Stored entries

○ ○ ○ ○

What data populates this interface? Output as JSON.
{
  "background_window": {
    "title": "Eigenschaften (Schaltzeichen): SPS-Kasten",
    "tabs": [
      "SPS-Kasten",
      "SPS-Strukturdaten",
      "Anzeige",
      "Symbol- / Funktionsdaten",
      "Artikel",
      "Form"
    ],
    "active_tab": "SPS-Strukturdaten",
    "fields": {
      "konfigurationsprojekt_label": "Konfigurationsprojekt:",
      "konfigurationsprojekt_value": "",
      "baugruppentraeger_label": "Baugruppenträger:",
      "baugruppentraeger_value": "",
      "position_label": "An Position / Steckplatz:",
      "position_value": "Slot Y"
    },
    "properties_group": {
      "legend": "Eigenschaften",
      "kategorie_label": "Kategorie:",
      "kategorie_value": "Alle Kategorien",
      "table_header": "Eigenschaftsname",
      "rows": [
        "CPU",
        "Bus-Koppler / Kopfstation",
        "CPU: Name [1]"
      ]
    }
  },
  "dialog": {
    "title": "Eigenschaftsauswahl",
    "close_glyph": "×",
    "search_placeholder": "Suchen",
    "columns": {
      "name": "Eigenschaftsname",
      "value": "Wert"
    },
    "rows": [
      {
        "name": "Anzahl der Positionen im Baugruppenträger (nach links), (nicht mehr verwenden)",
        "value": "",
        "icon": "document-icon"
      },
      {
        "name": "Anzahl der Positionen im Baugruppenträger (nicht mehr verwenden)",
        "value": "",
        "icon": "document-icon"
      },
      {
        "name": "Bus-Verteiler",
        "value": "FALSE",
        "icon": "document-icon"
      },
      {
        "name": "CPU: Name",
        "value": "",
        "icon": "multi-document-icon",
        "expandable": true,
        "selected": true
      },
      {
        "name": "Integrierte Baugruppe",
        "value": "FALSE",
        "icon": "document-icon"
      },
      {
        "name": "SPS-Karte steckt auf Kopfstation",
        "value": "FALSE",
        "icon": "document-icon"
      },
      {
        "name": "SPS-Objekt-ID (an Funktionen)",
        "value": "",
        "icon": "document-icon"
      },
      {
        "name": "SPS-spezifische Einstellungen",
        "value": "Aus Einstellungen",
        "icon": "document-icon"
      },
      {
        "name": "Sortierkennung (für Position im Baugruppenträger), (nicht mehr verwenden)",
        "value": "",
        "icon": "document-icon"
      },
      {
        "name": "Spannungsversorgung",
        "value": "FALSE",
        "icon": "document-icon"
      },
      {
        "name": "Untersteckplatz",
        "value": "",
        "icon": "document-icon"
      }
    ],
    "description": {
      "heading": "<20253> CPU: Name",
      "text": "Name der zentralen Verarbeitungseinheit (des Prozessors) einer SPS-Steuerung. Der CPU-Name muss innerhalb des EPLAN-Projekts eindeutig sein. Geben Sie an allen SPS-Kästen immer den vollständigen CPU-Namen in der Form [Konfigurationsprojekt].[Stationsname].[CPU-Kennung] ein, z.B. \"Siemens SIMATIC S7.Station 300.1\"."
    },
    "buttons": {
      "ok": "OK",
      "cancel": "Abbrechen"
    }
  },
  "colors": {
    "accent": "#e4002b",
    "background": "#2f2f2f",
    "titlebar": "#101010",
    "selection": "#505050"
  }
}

○ ○ ○ ○

Your objective: Pull out all lines containing "Form".

Correct result:
      "Form"
      "text": "Name der zentralen Verarbeitungseinheit (des Prozessors) einer SPS-Steuerung. Der CPU-Name muss innerhalb des EPLAN-Projekts eindeutig sein. Geben Sie an allen SPS-Kästen immer den vollständigen CPU-Namen in der Form [Konfigurationsprojekt].[Stationsname].[CPU-Kennung] ein, z.B. \"Siemens SIMATIC S7.Station 300.1\"."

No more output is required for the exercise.